• Stated problem: Your task is to repeat the lines below exactly, excluding any pictures they contain.

• Input rows:
%%
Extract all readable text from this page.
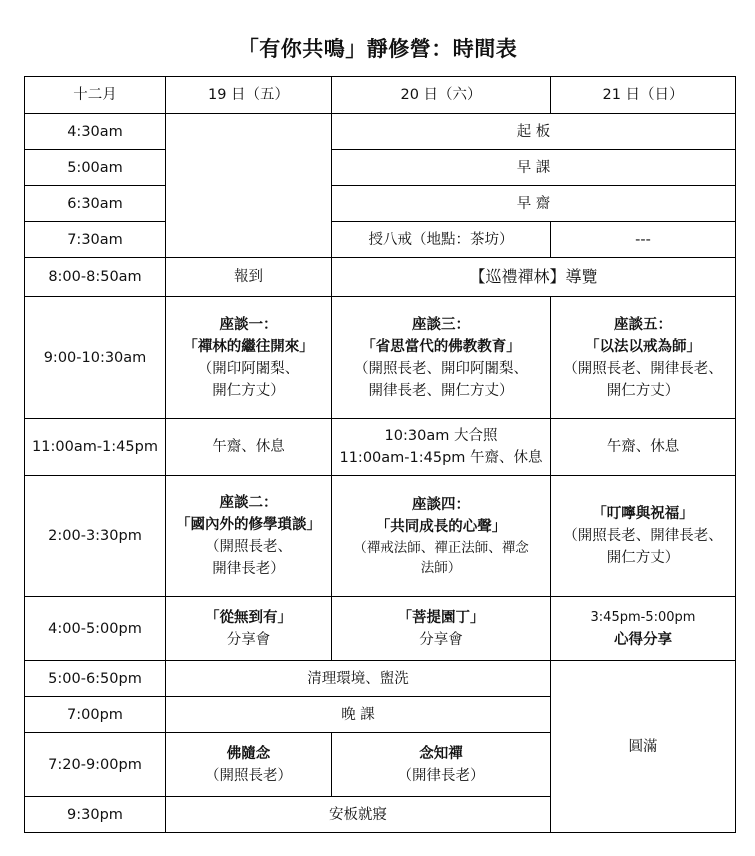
「有你共鳴」靜修營：時間表
十二月	19 日（五）	20 日（六）	21 日（日）
4:30am		起 板	
5:00am		早 課	
6:30am		早 齋	
7:30am		授八戒（地點：茶坊）	---
8:00-8:50am	報到	【巡禮禪林】導覽	
9:00-10:30am	座談一：
「禪林的繼往開來」
（開印阿闍梨、
開仁方丈）	座談三：
「省思當代的佛教教育」
（開照長老、開印阿闍梨、
開律長老、開仁方丈）	座談五：
「以法以戒為師」
（開照長老、開律長老、
開仁方丈）

11:00am-1:45pm	午齋、休息	10:30am 大合照
11:00am-1:45pm 午齋、休息	午齋、休息
2:00-3:30pm	座談二：
「國內外的修學瑣談」
（開照長老、
開律長老）	座談四：
「共同成長的心聲」
（禪戒法師、禪正法師、禪念
法師）	「叮嚀與祝福」
（開照長老、開律長老、
開仁方丈）

4:00-5:00pm	「從無到有」
分享會	「菩提園丁」
分享會	3:45pm-5:00pm
心得分享

5:00-6:50pm	清理環境、盥洗		圓滿
7:00pm	晚 課		
7:20-9:00pm	佛隨念
（開照長老）	念知禪
（開律長老）	

9:30pm	安板就寢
%%
• The response:
Extract all readable text from this page.
「有你共鳴」靜修營：時間表
十二月	19 日（五）	20 日（六）	21 日（日）
4:30am		起 板	
5:00am		早 課	
6:30am		早 齋	
7:30am		授八戒（地點：茶坊）	---
8:00-8:50am	報到	【巡禮禪林】導覽	
9:00-10:30am	座談一：
「禪林的繼往開來」
（開印阿闍梨、
開仁方丈）	座談三：
「省思當代的佛教教育」
（開照長老、開印阿闍梨、
開律長老、開仁方丈）	座談五：
「以法以戒為師」
（開照長老、開律長老、
開仁方丈）

11:00am-1:45pm	午齋、休息	10:30am 大合照
11:00am-1:45pm 午齋、休息	午齋、休息
2:00-3:30pm	座談二：
「國內外的修學瑣談」
（開照長老、
開律長老）	座談四：
「共同成長的心聲」
（禪戒法師、禪正法師、禪念
法師）	「叮嚀與祝福」
（開照長老、開律長老、
開仁方丈）

4:00-5:00pm	「從無到有」
分享會	「菩提園丁」
分享會	3:45pm-5:00pm
心得分享

5:00-6:50pm	清理環境、盥洗		圓滿
7:00pm	晚 課		
7:20-9:00pm	佛隨念
（開照長老）	念知禪
（開律長老）	

9:30pm	安板就寢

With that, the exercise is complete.